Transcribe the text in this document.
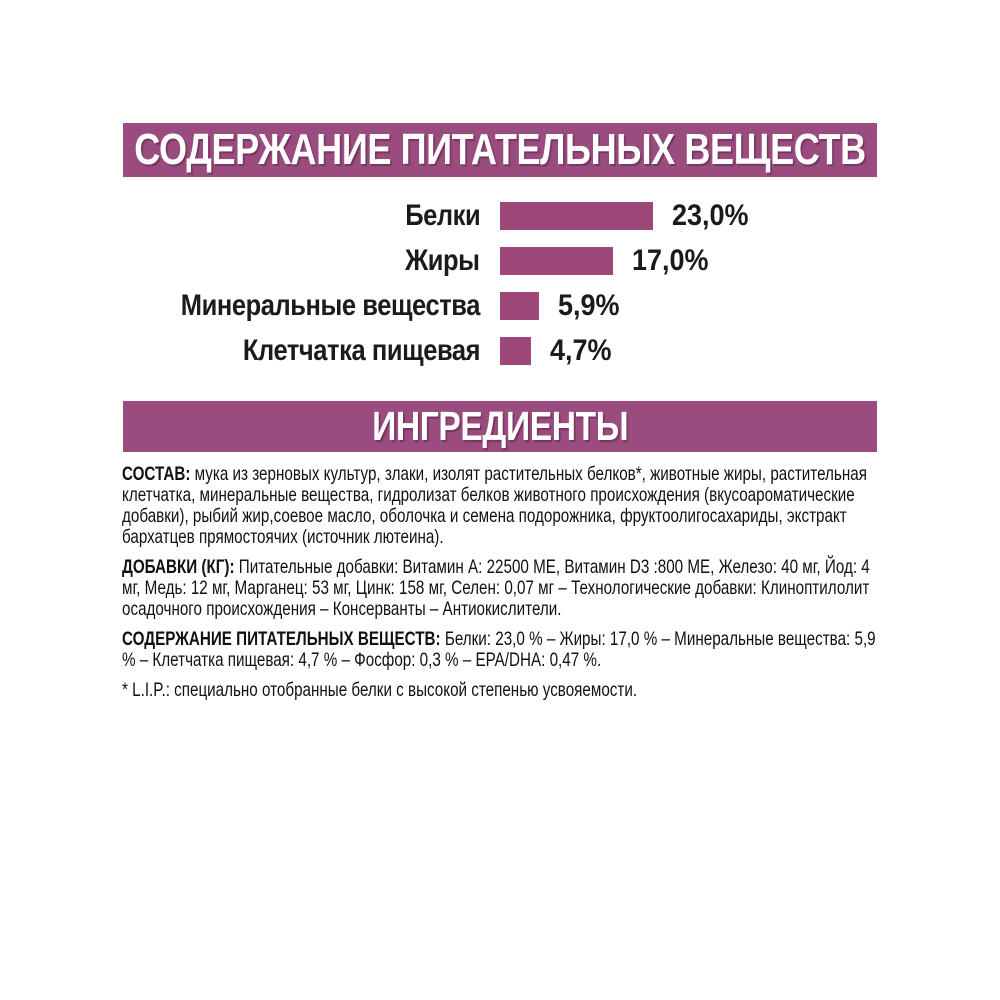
СОДЕРЖАНИЕ ПИТАТЕЛЬНЫХ ВЕЩЕСТВ
Белки	23,0%
Жиры	17,0%
Минеральные вещества	5,9%
Клетчатка пищевая 4,7%
ИНГРЕДИЕНТЫ

СОСТАВ: мука из зерновых культур, злаки, изолят растительных белков*, животные жиры, растительная клетчатка, минеральные вещества, гидролизат белков животного происхождения (вкусоароматические добавки), рыбий жир,соевое масло, оболочка и семена подорожника, фруктоолигосахариды, экстракт бархатцев прямостоячих (источник лютеина).

ДОБАВКИ (КГ): Питательные добавки: Витамин A: 22500 МЕ, Витамин D3 :800 МЕ, Железо: 40 мг, Йод: 4 мг, Медь: 12 мг, Марганец: 53 мг, Цинк: 158 мг, Селен: 0,07 мг – Технологические добавки: Клиноптилолит осадочного происхождения – Консерванты – Антиокислители.

СОДЕРЖАНИЕ ПИТАТЕЛЬНЫХ ВЕЩЕСТВ: Белки: 23,0 % – Жиры: 17,0 % – Минеральные вещества: 5,9 % – Клетчатка пищевая: 4,7 % – Фосфор: 0,3 % – EPA/DHA: 0,47 %.

* L.I.P.: специально отобранные белки с высокой степенью усвояемости.
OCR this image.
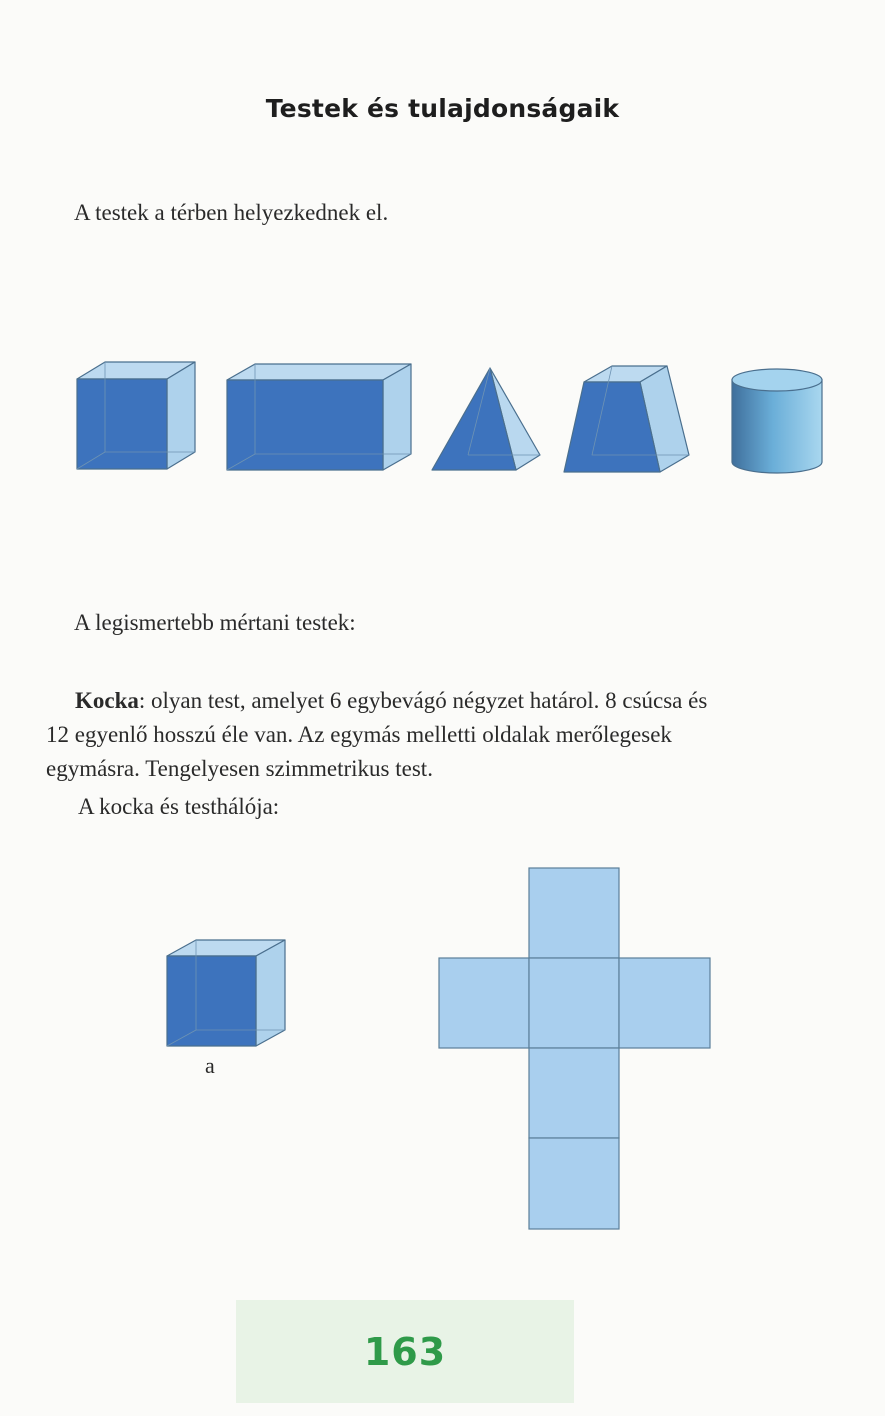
Testek és tulajdonságaik
A testek a térben helyezkednek el.
A legismertebb mértani testek:
Kocka: olyan test, amelyet 6 egybevágó négyzet határol. 8 csúcsa és
12 egyenlő hosszú éle van. Az egymás melletti oldalak merőlegesek
egymásra. Tengelyesen szimmetrikus test.
A kocka és testhálója:
a
163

________________

Work to be completed
Across the material above, count every line holding "СОДЕРЖАНИЕ" and write down only the number.

Output of the exercise
2